## Work order A
Translate into Spanish this sentence from the essay below on the poem "The Peace of the Wild Things": "I went up to the mountains a few days after and wandered alone."
## Work order B
In the essay below on the poem "The Peace of the Wild Things," list everything the author says the dog shepherded the author through.

## Excerpt
The Peace of the Wild Things

By: 
Victoria O’Brien
Desert Island Dispatches

April is National Poetry Month, so I decided to go through poems I saved and write about a few. I ended up settling on Wendell Berry’s “Peace of the Wild Things” because it really is one of my favorites and also feels like Spring, the season in which we are now, definitively, situated. (Don’t believe it? Look at all the road work, the true harbinger of Spring.)
Berry’s poem is short, so I’ll share it in full —
“When despair for the world grows in me / and I wake in the night at the least sound / in fear of what my life and children’s lives may be, / I go and lie down where the wood drake / rests in his beauty on the water, and the great heron feeds. / I come into the peace of the wild things / who do not tax their lives with forethought / of grief. I come into the presence of still water. / And I feel above me the day-blind stars / waiting with their life. For a time / I rest in the grace of the world, and am free.”
If I can have a moment to be nerdy, every time I use ‘/’ in the above, I am denoting where a line break would be traditionally, which is also where you would ordinarily pause for breath if you read the poem out loud. What makes this poem work, for me, is that it captures the essence of what it means to be totally and fully present in a moment by forcing a break — and therefore a breath — between ‘For a time’ and ‘I rest in the grace of the world, and am free,’ which is a full and complete thought. But broken across those two lines, there comes an invisible world in the middle of that sentence, a refuge in which the speaker (and reader) may exist outside of time, where they are allowed to pause for however long they want and find presence and therefore, the tranquility Berry’s speaker craves.
In Eastern traditions, there is a practice called mindfulness, a philosophy that boils down to this: we only have this moment in which we are now. When I was younger, I struggled heavily with anxiety. My mind would run so far ahead, conjuring up all kinds of terrible ‘What if’s’ and other scenarios that I’d be left paralyzed, concerned for myself and everyone around me and dying to control my world. The idea of an active moment (i.e. now) as described in mindfulness practices is one of the first ways I found to ground myself into the present, to stop the thoughts. It wasn’t an active meditation, just redirecting myself away from the infinite loop, as I call it, my doom spiral. I’d stop, take a breath, and remind myself, ‘You’re here.’
The second was a kind of homecoming and echoes Berry’s sentiments a little more directly. While living in the city, I took up hiking most weekends as a way to stay healthy, but also because getting out of town, I felt so much happier and clearer on everything. I’d never noticed it before because nature was always abundant in my childhood, but then it became clear and it became important, and it’s something else I’m reminded of whenever I read this poem. Nature quiets us. We’re a part of the natural world and benefit from exposure to it.
I recently lost my dog. He was young, but fell ill and there was nothing to be done except offer him the kindness of a quick and easy death through our vet. He shepherded me through multiple moves, across the country, and through a global pandemic, and to lose him before I was ready was like being cleaved in two. I left the vet’s feeling a hollowness in my body that I can only liken to a bird’s bone.
I went up to the mountains a few days after and wandered alone. I thought about him and how much he would have loved the trail, and ended up sitting down by the river on a rock. I cried, surprised myself and made myself laugh for crying since I’d already done so much of it, then sat and stared at the water. Slowly, I came back to myself and slowly, I allowed myself to to feel all of it. And so to read Berry’s poem again with fresh eyes, I’m reminded of the potent power of a great poem and how it can change your life.

## Data supplied

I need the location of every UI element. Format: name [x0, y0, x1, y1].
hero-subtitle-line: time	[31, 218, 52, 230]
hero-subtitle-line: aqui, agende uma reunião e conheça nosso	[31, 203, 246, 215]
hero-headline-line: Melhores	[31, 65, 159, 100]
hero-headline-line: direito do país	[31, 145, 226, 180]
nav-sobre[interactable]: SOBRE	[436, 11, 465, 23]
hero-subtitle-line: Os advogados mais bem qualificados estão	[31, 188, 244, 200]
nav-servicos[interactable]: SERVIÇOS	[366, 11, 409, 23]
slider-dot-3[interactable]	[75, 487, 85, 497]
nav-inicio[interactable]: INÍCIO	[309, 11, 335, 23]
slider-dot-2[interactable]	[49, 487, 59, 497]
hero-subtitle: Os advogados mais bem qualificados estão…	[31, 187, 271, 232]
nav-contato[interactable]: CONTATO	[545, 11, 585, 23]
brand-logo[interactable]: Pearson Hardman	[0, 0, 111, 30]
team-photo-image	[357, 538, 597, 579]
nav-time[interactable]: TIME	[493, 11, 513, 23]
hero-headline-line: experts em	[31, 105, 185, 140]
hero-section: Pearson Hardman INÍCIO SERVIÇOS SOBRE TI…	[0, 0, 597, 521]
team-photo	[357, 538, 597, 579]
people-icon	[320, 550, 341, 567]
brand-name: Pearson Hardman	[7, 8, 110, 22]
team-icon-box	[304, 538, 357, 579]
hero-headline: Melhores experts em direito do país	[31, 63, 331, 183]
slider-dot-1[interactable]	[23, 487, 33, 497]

## Result A
Subí a las montañas unos días después y anduve sin compañía.

## Result B
- multiple moves
- across the country
- a global pandemic